**The request**:
Beginning with the line that holds "Type out the text in this image.", set down each line of the data below through the very last, exactly as given, and nothing beyond that.
** start of Dataset entries **
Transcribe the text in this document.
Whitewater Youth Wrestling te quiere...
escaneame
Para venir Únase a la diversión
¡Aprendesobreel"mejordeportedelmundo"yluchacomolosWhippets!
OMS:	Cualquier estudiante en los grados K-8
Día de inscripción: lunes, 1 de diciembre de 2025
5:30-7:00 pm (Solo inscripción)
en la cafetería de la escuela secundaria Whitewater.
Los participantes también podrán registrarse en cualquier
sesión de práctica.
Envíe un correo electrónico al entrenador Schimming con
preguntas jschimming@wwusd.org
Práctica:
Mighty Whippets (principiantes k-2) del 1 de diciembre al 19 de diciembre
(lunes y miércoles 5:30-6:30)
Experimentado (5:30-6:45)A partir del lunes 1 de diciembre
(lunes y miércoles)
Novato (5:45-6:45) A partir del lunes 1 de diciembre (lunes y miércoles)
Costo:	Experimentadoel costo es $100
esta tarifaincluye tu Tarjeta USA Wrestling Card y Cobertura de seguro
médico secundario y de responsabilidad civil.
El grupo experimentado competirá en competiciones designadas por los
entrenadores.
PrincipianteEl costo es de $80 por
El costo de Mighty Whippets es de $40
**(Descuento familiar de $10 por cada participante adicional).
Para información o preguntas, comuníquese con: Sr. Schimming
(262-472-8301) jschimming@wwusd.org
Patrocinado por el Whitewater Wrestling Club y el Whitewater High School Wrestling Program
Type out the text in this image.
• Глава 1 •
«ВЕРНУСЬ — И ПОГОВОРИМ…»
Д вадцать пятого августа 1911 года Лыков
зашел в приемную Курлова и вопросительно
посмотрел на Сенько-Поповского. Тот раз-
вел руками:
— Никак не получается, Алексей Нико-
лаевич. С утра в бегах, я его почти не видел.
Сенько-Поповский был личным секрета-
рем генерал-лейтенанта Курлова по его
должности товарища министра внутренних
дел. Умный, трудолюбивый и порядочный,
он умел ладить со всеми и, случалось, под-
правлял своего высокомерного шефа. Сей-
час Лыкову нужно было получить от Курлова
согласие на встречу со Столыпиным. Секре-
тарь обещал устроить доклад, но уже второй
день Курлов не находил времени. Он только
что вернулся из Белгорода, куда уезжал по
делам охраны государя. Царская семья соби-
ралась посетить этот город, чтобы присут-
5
** end of Dataset entries **
**Task result**:
Type out the text in this image.
• Глава 1 •
«ВЕРНУСЬ — И ПОГОВОРИМ…»
Д вадцать пятого августа 1911 года Лыков
зашел в приемную Курлова и вопросительно
посмотрел на Сенько-Поповского. Тот раз-
вел руками:
— Никак не получается, Алексей Нико-
лаевич. С утра в бегах, я его почти не видел.
Сенько-Поповский был личным секрета-
рем генерал-лейтенанта Курлова по его
должности товарища министра внутренних
дел. Умный, трудолюбивый и порядочный,
он умел ладить со всеми и, случалось, под-
правлял своего высокомерного шефа. Сей-
час Лыкову нужно было получить от Курлова
согласие на встречу со Столыпиным. Секре-
тарь обещал устроить доклад, но уже второй
день Курлов не находил времени. Он только
что вернулся из Белгорода, куда уезжал по
делам охраны государя. Царская семья соби-
ралась посетить этот город, чтобы присут-
5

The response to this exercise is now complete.